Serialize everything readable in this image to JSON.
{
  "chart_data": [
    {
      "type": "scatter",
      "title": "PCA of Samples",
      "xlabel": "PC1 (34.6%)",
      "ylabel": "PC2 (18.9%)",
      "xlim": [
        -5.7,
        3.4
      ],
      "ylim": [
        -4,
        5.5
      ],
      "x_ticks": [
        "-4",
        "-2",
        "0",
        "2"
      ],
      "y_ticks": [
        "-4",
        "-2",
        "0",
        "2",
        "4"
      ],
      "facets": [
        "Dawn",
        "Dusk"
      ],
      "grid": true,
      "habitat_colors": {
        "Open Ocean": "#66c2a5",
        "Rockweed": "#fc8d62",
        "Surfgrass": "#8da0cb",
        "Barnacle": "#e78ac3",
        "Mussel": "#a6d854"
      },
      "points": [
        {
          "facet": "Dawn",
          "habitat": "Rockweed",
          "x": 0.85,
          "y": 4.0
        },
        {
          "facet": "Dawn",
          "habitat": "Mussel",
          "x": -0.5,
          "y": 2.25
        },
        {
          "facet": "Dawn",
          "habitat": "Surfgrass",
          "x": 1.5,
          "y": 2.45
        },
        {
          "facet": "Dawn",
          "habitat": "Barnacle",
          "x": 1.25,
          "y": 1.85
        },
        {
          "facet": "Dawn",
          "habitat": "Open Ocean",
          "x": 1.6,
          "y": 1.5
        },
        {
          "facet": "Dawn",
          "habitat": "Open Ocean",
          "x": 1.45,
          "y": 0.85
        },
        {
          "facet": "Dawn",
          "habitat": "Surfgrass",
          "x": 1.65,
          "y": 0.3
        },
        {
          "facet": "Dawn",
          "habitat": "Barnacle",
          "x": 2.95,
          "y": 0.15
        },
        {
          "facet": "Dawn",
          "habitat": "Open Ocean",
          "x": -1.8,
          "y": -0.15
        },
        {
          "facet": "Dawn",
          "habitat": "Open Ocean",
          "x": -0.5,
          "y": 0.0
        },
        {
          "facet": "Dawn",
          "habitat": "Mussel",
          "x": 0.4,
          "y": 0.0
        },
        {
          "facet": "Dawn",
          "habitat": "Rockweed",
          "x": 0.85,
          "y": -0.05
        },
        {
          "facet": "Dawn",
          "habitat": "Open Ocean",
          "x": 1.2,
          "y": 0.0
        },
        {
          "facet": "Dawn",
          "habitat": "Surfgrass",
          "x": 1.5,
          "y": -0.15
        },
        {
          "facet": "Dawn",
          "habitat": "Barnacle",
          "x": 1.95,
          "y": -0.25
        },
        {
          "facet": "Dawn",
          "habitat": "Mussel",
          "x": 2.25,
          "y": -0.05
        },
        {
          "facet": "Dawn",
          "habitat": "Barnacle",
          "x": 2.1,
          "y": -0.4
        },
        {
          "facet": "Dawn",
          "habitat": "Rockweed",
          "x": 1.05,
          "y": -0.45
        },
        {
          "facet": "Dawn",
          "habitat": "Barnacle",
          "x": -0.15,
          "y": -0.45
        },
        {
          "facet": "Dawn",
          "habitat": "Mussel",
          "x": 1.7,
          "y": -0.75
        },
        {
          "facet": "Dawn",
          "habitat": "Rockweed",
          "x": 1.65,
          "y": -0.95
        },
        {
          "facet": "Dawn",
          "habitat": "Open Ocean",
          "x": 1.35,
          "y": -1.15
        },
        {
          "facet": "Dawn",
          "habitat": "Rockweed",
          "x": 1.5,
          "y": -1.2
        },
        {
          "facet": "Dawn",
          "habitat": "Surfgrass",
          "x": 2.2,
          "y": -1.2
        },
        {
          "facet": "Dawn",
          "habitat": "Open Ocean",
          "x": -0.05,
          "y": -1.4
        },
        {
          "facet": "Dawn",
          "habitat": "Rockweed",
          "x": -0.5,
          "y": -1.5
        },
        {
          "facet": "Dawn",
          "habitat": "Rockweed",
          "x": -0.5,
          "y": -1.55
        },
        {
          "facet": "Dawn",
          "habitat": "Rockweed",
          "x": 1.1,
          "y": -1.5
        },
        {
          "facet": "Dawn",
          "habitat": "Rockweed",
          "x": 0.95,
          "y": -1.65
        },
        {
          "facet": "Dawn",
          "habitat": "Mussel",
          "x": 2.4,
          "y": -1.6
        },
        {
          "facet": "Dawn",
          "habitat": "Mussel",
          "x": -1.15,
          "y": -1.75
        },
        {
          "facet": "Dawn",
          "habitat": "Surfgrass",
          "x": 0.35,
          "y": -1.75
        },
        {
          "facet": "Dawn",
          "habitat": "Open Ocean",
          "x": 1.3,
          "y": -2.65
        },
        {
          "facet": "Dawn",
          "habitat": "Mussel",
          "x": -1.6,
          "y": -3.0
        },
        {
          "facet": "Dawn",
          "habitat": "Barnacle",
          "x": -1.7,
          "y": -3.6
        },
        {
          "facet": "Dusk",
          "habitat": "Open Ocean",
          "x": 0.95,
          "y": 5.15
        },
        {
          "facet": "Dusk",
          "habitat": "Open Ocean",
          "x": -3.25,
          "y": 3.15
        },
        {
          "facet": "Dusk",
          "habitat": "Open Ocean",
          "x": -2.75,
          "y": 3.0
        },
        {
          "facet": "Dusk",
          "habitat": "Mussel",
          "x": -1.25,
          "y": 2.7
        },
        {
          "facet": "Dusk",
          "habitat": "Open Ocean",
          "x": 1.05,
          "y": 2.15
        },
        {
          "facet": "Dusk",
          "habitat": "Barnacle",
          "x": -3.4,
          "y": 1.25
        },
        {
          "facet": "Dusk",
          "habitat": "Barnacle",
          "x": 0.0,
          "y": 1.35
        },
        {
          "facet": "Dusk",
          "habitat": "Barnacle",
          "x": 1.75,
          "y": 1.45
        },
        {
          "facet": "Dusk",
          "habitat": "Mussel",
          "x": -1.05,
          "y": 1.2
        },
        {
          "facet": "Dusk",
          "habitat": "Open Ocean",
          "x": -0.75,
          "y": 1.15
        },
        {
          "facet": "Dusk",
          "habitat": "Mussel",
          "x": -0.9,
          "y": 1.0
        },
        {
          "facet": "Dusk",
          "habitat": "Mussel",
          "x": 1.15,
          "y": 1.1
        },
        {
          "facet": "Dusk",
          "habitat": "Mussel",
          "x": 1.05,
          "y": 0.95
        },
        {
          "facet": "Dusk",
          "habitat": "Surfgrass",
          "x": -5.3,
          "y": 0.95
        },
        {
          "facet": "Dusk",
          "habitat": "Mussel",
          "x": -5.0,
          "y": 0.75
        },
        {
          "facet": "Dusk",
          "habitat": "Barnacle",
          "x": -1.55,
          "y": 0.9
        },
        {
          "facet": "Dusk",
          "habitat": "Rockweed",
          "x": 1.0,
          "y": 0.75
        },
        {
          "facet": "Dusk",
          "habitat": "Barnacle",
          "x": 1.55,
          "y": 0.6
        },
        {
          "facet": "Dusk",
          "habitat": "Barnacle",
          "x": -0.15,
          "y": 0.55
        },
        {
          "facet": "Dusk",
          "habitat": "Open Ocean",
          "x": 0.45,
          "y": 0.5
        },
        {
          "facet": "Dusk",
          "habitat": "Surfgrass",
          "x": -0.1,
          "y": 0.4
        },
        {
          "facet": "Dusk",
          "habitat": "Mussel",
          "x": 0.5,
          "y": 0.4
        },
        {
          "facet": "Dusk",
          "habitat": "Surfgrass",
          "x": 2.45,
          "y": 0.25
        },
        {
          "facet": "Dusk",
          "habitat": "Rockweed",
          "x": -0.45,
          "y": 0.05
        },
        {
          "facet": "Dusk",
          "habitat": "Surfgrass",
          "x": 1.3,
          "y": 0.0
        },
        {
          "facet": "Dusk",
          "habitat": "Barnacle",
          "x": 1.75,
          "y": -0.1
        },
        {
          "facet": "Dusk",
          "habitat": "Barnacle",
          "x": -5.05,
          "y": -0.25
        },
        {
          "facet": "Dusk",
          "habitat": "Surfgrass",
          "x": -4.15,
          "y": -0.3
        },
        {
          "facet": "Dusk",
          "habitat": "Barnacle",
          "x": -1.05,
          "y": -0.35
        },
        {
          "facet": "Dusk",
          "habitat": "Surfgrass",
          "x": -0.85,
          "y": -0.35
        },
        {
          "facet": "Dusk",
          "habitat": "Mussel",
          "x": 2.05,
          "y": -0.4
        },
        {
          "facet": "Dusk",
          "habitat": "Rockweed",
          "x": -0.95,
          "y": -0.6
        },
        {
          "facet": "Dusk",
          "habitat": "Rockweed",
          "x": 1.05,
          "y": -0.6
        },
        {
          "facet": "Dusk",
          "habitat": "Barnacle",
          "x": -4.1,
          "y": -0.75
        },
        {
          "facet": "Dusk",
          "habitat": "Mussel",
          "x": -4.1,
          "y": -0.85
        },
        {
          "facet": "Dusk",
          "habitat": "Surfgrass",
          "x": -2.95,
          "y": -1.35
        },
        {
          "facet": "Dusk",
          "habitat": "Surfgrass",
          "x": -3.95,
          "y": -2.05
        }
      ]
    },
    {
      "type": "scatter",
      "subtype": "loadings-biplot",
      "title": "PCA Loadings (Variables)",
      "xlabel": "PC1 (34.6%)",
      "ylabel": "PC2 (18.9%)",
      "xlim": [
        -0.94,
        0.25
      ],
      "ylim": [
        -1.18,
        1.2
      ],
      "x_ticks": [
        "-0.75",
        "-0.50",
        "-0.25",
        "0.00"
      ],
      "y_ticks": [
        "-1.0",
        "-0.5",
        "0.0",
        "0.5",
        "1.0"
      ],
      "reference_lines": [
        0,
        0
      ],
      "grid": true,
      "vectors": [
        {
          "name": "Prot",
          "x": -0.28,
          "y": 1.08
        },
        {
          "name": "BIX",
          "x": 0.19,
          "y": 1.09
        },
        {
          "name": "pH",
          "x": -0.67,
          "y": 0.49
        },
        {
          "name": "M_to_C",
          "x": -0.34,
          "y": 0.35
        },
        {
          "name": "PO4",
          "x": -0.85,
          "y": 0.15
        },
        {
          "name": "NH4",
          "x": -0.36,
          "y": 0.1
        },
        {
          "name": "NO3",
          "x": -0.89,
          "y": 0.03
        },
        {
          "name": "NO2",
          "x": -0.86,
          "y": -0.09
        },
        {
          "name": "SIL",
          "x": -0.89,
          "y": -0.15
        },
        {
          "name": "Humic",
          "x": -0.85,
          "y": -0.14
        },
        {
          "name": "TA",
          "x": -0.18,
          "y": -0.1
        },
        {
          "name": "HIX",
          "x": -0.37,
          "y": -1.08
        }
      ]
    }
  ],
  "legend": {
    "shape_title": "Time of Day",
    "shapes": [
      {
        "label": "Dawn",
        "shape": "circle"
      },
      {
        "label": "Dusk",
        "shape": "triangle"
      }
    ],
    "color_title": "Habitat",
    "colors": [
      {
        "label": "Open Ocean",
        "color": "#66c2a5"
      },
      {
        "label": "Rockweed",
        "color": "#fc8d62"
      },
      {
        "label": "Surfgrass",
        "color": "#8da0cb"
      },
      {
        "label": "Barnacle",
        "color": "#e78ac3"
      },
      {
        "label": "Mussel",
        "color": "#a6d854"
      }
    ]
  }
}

----

Exercise prompt: Collect every line above that contains the word "name".

Result of the exercise:
          "name": "Prot",
          "name": "BIX",
          "name": "pH",
          "name": "M_to_C",
          "name": "PO4",
          "name": "NH4",
          "name": "NO3",
          "name": "NO2",
          "name": "SIL",
          "name": "Humic",
          "name": "TA",
          "name": "HIX",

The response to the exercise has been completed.